Your task is to copy each line in the listing that includes the word "Medicală".

Information supplied:
=== Begin Enclosure ===
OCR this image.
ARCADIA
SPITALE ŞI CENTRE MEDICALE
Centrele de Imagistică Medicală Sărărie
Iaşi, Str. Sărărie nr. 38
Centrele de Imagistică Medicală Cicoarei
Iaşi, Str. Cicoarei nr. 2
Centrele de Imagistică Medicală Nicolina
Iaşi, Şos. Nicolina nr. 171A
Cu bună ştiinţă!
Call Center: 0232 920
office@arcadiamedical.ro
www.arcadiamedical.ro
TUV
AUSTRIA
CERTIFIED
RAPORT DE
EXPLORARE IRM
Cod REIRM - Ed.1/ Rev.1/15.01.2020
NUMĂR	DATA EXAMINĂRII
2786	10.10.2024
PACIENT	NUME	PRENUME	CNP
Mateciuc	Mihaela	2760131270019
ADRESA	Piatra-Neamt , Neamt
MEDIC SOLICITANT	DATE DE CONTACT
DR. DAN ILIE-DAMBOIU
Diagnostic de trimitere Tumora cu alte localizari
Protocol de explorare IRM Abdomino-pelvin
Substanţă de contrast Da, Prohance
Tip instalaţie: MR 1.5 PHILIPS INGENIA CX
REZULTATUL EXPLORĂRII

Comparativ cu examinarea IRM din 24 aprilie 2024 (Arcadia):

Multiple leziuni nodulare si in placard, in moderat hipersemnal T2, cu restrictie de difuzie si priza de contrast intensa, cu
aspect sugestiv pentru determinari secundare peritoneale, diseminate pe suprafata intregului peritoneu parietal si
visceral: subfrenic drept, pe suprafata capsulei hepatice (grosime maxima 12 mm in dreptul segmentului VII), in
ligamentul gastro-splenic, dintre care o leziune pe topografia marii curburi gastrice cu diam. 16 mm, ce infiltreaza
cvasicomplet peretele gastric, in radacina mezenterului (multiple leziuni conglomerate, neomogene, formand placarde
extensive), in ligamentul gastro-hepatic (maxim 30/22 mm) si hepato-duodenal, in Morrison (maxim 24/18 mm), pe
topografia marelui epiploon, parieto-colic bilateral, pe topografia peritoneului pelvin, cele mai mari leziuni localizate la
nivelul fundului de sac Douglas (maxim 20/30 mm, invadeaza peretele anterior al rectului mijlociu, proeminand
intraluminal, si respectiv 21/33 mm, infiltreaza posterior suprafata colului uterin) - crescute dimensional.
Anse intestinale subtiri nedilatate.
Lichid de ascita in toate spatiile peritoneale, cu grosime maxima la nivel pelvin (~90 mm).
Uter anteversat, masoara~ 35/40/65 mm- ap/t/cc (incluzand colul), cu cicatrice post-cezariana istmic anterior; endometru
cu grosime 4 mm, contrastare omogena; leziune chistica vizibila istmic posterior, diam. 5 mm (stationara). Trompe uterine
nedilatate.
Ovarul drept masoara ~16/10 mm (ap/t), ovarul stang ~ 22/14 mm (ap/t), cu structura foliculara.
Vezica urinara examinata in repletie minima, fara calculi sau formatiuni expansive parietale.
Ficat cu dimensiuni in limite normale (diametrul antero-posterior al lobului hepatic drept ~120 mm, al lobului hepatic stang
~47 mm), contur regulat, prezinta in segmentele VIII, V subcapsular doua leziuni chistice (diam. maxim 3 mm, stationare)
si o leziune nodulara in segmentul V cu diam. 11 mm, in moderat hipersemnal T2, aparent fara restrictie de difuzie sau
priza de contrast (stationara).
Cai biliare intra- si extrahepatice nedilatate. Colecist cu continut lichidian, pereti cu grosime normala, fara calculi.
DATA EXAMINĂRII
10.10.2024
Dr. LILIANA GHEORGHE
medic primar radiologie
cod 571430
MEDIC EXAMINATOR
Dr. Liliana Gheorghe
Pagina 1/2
=== End Enclosure ===
Reply to the exercise:
Centrele de Imagistică Medicală Sărărie
Centrele de Imagistică Medicală Cicoarei
Centrele de Imagistică Medicală Nicolina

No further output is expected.